┌──
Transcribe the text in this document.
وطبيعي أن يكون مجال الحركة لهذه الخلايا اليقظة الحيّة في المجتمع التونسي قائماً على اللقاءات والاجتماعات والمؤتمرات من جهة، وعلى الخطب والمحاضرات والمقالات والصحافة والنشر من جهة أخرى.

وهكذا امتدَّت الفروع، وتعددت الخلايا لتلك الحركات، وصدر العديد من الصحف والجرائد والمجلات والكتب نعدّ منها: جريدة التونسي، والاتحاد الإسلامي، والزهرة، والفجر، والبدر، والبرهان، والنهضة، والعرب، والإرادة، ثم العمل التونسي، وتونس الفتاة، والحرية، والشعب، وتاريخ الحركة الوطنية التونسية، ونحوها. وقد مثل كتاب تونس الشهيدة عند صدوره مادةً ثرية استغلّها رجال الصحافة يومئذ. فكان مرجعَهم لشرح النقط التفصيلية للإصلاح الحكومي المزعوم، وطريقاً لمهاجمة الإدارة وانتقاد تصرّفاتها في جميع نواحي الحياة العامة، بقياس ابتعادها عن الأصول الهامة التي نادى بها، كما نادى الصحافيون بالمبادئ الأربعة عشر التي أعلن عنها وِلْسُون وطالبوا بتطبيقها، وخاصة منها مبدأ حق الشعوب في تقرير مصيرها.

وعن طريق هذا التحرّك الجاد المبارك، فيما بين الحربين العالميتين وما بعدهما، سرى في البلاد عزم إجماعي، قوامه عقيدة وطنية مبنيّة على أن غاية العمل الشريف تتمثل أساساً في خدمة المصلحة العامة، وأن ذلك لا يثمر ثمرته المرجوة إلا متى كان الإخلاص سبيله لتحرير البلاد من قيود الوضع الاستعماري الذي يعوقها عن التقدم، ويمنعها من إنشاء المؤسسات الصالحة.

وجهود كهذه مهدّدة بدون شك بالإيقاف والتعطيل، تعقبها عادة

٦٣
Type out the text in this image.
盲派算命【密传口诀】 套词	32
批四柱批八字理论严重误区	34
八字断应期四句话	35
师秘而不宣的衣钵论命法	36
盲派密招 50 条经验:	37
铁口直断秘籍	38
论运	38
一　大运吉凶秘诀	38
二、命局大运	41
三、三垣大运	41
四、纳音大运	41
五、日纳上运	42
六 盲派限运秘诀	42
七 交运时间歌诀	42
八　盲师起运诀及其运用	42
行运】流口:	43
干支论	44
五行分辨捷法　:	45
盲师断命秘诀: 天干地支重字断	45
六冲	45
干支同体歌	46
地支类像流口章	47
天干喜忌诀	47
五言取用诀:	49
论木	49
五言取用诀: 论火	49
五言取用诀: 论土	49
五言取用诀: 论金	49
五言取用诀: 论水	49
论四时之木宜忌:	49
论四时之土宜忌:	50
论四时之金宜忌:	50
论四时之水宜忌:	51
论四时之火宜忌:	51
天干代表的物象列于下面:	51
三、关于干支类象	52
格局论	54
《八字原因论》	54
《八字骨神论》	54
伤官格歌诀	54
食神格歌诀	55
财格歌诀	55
└──
Directions = Look for lines containing the string "五言取用诀" and copy them all.

Written answer =
五言取用诀:	49
五言取用诀: 论火	49
五言取用诀: 论土	49
五言取用诀: 论金	49
五言取用诀: 论水	49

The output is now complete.